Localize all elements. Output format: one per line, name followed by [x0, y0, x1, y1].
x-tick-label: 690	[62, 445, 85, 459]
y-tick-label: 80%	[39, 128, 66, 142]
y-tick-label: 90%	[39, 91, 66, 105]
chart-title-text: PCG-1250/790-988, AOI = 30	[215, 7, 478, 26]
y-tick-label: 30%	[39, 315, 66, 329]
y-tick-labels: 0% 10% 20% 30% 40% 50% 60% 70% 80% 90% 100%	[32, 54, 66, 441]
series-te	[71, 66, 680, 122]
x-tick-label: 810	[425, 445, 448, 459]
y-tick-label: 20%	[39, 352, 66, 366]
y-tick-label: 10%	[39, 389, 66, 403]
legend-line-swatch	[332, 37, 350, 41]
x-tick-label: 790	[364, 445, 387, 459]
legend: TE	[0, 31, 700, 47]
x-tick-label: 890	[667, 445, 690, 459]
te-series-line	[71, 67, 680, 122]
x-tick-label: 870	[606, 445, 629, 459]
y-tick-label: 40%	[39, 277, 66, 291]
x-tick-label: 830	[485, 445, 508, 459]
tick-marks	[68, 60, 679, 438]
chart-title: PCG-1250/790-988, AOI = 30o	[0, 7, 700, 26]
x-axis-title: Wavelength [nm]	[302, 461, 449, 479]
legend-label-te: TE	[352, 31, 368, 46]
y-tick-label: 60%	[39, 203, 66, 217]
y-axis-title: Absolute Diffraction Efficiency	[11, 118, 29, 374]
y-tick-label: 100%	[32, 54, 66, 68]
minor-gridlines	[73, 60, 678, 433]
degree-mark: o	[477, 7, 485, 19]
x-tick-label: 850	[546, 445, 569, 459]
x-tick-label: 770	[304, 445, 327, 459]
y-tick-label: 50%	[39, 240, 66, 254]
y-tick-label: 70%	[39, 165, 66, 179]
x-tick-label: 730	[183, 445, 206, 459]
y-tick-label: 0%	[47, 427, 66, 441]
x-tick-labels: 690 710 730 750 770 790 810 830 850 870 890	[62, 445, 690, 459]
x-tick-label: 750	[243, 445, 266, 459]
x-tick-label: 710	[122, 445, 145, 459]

**Stated task:**
Write out the whole listing above again, line for line, changing nothing.

**Expected output:**
Localize all elements. Output format: one per line, name followed by [x0, y0, x1, y1].
x-tick-label: 690	[62, 445, 85, 459]
y-tick-label: 80%	[39, 128, 66, 142]
y-tick-label: 90%	[39, 91, 66, 105]
chart-title-text: PCG-1250/790-988, AOI = 30	[215, 7, 478, 26]
y-tick-label: 30%	[39, 315, 66, 329]
y-tick-labels: 0% 10% 20% 30% 40% 50% 60% 70% 80% 90% 100%	[32, 54, 66, 441]
series-te	[71, 66, 680, 122]
x-tick-label: 810	[425, 445, 448, 459]
y-tick-label: 20%	[39, 352, 66, 366]
y-tick-label: 10%	[39, 389, 66, 403]
legend-line-swatch	[332, 37, 350, 41]
x-tick-label: 790	[364, 445, 387, 459]
legend: TE	[0, 31, 700, 47]
x-tick-label: 890	[667, 445, 690, 459]
te-series-line	[71, 67, 680, 122]
x-tick-label: 870	[606, 445, 629, 459]
y-tick-label: 40%	[39, 277, 66, 291]
x-tick-label: 830	[485, 445, 508, 459]
tick-marks	[68, 60, 679, 438]
chart-title: PCG-1250/790-988, AOI = 30o	[0, 7, 700, 26]
x-axis-title: Wavelength [nm]	[302, 461, 449, 479]
legend-label-te: TE	[352, 31, 368, 46]
y-tick-label: 60%	[39, 203, 66, 217]
y-axis-title: Absolute Diffraction Efficiency	[11, 118, 29, 374]
y-tick-label: 100%	[32, 54, 66, 68]
minor-gridlines	[73, 60, 678, 433]
degree-mark: o	[477, 7, 485, 19]
x-tick-label: 850	[546, 445, 569, 459]
x-tick-label: 770	[304, 445, 327, 459]
y-tick-label: 50%	[39, 240, 66, 254]
y-tick-label: 70%	[39, 165, 66, 179]
x-tick-label: 730	[183, 445, 206, 459]
y-tick-label: 0%	[47, 427, 66, 441]
x-tick-labels: 690 710 730 750 770 790 810 830 850 870 890	[62, 445, 690, 459]
x-tick-label: 750	[243, 445, 266, 459]
x-tick-label: 710	[122, 445, 145, 459]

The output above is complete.